→ **REQUIRED WORK**
For the string "untuk", state the number of lines in the data that contain it, and nothing else.

→ **RECORDS SUPPLIED**
= Beginning of Section =

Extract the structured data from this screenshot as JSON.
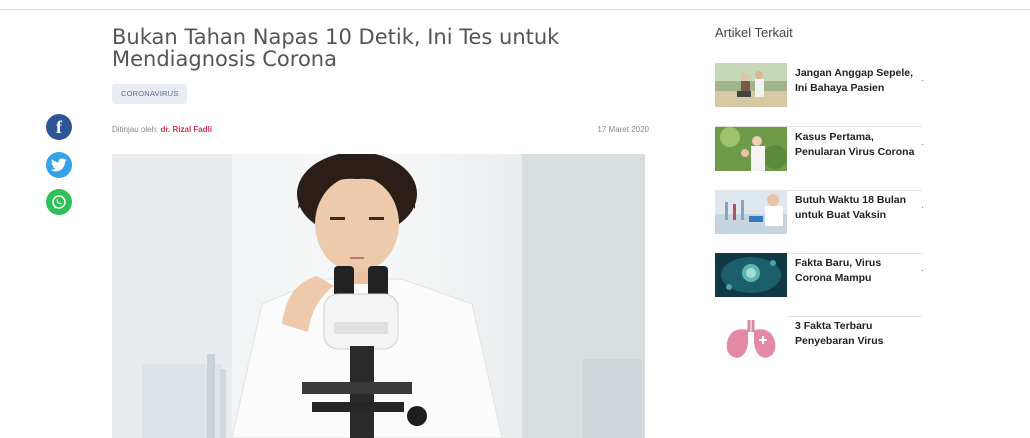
{
  "article": {
    "title": "Bukan Tahan Napas 10 Detik, Ini Tes untuk Mendiagnosis Corona",
    "tag": "CORONAVIRUS",
    "reviewed_label": "Ditinjau oleh:",
    "reviewer": "dr. Rizal Fadli",
    "date": "17 Maret 2020"
  },
  "social": {
    "facebook_glyph": "f",
    "icons": [
      "facebook-icon",
      "twitter-icon",
      "whatsapp-icon"
    ]
  },
  "sidebar": {
    "title": "Artikel Terkait",
    "items": [
      {
        "text": "Jangan Anggap Sepele, Ini Bahaya Pasien"
      },
      {
        "text": "Kasus Pertama, Penularan Virus Corona"
      },
      {
        "text": "Butuh Waktu 18 Bulan untuk Buat Vaksin"
      },
      {
        "text": "Fakta Baru, Virus Corona Mampu"
      },
      {
        "text": "3 Fakta Terbaru Penyebaran Virus"
      }
    ],
    "ellipsis": "."
  },
  "colors": {
    "facebook": "#2f5597",
    "twitter": "#35a2e8",
    "whatsapp": "#2fc05a",
    "reviewer_link": "#d6304c",
    "tag_bg": "#e8ecf4"
  }
}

= End of Section =

→ **ANSWER TO THE PROBLEM**
2